- _EXERCISE TASK_:
Pull out from the material below all lines with "Cadereyta".

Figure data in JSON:

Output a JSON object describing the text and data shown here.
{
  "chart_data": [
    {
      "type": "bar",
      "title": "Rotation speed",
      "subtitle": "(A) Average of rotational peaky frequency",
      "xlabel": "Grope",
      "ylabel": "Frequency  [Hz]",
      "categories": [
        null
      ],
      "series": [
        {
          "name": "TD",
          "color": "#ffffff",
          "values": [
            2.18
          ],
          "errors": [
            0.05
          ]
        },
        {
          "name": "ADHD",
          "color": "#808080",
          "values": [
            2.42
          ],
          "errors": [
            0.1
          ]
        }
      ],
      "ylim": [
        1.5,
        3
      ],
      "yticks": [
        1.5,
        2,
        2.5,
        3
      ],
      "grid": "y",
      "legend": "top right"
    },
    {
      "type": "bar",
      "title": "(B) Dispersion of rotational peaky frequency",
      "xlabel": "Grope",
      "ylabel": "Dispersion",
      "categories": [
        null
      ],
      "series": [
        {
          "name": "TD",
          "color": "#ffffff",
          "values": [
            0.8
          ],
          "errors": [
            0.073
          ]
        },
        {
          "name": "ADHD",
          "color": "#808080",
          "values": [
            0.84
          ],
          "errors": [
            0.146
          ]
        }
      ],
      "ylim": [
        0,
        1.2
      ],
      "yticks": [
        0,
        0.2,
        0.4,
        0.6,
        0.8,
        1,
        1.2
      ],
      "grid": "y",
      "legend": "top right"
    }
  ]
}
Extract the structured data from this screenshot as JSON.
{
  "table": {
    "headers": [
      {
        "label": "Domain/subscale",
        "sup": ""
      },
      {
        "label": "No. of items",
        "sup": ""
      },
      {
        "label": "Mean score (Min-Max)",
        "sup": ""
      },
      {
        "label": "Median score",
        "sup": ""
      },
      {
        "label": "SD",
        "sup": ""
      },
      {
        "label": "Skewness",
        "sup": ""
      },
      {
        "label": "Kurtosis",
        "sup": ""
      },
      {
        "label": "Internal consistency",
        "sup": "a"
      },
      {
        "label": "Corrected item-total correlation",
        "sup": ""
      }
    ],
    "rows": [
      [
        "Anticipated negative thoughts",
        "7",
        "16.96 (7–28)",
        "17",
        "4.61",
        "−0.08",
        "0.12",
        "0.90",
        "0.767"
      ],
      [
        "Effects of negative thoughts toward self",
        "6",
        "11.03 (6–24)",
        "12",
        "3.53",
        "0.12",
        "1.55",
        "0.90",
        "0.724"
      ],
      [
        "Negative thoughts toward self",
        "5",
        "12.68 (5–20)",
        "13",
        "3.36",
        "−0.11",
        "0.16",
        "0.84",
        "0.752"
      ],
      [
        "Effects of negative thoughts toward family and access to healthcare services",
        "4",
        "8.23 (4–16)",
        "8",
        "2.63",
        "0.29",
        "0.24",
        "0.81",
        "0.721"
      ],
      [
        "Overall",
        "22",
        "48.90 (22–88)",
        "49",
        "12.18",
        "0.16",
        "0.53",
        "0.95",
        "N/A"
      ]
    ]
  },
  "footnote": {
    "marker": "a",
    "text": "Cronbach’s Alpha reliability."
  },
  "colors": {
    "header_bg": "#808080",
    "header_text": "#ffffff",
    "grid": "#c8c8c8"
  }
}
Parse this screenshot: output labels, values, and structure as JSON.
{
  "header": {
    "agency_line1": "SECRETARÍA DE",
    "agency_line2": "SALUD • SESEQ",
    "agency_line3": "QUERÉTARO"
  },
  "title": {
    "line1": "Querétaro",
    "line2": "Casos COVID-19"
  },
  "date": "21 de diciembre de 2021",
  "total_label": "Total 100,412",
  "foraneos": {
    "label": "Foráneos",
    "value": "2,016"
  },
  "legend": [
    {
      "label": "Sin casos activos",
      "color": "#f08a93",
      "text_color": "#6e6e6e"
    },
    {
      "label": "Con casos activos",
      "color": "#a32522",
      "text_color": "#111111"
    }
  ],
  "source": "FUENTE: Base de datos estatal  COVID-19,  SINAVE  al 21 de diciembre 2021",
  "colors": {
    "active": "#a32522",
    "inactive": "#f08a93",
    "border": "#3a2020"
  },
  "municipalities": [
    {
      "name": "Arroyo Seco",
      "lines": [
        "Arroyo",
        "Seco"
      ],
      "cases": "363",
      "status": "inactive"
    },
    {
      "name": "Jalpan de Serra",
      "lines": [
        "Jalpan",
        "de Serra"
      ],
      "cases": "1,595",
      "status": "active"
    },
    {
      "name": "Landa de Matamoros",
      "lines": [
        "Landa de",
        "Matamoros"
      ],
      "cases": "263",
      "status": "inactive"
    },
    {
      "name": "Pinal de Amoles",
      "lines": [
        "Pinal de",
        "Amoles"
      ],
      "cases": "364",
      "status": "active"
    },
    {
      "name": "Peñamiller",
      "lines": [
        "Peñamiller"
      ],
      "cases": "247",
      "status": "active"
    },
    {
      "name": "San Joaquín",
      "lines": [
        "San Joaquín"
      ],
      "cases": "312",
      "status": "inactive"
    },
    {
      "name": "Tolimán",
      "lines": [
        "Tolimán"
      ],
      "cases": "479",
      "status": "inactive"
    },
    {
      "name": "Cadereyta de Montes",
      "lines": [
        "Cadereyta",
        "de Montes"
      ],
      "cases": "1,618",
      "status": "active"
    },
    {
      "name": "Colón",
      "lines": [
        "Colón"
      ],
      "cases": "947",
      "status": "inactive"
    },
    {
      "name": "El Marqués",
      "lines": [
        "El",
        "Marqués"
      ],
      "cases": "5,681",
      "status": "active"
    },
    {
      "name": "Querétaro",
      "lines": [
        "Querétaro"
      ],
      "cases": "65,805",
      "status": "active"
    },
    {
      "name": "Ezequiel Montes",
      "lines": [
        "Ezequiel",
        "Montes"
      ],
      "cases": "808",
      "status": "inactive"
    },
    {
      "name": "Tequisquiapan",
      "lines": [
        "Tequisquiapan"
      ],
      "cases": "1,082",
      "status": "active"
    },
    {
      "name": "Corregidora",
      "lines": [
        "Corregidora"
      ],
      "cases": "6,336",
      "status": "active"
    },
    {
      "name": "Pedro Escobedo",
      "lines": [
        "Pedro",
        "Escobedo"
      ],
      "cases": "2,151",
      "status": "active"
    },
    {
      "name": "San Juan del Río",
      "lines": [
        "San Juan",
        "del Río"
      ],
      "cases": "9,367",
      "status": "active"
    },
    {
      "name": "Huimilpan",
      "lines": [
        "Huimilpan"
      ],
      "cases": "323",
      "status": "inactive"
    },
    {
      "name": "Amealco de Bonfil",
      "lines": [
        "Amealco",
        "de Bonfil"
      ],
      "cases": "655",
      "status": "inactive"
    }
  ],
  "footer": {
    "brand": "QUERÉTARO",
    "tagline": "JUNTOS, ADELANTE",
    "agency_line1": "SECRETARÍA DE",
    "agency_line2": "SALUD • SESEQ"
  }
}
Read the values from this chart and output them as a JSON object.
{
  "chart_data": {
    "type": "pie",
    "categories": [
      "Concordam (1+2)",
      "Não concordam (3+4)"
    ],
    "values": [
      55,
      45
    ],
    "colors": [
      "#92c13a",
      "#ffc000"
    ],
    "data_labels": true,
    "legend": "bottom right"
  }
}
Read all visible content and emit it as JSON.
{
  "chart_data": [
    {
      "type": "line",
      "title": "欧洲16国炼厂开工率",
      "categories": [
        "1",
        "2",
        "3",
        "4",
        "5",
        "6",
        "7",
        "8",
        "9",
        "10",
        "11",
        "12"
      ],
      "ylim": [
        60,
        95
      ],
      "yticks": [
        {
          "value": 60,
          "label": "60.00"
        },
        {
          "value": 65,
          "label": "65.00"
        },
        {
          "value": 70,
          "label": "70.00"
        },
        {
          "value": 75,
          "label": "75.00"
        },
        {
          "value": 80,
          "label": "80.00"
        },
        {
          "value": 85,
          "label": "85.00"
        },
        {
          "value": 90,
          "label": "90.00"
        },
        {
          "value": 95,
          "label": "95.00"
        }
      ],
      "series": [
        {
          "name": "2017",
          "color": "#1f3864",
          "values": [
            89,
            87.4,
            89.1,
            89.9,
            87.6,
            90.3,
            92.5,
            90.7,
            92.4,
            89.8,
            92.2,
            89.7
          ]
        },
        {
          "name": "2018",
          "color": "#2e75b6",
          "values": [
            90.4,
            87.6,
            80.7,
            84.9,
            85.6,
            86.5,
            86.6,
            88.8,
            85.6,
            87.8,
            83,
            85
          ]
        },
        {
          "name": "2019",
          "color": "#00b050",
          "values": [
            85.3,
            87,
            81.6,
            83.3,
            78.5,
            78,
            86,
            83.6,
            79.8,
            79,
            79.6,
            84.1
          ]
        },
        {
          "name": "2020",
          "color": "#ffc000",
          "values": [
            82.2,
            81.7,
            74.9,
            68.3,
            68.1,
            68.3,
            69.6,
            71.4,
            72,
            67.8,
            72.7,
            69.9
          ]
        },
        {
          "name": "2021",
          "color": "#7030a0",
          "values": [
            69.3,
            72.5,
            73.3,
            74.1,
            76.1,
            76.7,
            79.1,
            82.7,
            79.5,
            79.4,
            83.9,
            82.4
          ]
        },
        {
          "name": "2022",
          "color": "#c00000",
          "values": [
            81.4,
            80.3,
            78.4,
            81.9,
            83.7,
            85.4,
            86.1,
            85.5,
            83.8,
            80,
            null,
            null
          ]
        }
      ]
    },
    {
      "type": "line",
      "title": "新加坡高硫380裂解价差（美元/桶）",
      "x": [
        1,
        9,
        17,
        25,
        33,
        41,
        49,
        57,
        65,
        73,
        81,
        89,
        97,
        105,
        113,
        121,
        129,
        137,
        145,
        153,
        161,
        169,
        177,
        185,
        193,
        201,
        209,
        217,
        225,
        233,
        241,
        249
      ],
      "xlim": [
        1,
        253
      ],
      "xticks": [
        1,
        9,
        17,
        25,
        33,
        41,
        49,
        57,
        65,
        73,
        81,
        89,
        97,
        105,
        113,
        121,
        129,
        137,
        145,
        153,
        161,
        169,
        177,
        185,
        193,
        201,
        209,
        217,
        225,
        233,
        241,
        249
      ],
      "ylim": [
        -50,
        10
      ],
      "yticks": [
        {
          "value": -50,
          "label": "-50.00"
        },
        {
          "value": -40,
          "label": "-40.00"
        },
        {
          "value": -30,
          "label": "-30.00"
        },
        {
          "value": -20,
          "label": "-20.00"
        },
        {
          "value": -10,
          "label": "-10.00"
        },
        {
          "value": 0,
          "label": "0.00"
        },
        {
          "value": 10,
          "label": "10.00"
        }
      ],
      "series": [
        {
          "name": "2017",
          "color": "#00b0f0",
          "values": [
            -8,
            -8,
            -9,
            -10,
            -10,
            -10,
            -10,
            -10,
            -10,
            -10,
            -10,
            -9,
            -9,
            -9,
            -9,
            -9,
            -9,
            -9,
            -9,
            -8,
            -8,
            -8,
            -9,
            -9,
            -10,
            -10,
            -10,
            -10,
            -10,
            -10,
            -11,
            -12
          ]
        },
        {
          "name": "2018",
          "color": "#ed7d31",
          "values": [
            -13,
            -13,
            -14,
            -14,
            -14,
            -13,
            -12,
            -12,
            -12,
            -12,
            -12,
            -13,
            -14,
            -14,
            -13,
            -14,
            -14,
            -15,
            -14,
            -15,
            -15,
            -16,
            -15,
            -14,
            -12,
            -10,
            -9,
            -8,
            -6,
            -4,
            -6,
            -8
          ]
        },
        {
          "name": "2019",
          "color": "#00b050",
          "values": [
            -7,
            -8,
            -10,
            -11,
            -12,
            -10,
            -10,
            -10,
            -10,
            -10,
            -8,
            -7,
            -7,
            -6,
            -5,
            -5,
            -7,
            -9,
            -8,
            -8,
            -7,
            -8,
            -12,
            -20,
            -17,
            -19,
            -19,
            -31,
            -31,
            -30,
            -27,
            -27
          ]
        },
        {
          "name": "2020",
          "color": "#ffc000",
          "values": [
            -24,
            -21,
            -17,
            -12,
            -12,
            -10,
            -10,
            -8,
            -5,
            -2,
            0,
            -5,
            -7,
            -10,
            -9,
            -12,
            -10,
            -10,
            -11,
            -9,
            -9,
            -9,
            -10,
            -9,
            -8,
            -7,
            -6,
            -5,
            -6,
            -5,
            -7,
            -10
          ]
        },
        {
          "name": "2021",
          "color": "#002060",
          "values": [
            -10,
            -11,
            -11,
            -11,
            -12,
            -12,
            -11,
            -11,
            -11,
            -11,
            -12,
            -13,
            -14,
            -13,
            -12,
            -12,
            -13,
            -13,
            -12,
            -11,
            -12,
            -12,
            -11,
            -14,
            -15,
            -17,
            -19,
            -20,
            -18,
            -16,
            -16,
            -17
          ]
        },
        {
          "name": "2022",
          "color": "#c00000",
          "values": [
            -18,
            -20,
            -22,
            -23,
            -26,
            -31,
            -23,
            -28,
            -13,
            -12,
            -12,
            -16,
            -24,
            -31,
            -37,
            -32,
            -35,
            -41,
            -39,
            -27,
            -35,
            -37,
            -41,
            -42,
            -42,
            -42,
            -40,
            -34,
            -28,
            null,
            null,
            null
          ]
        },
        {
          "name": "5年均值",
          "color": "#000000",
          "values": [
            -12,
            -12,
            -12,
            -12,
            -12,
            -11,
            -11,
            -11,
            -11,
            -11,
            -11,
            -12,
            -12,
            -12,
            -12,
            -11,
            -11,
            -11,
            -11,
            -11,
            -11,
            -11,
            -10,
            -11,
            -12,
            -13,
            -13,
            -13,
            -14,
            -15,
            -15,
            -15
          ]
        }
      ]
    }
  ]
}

- _ANSWER IN FULL_:
      "name": "Cadereyta de Montes",
        "Cadereyta",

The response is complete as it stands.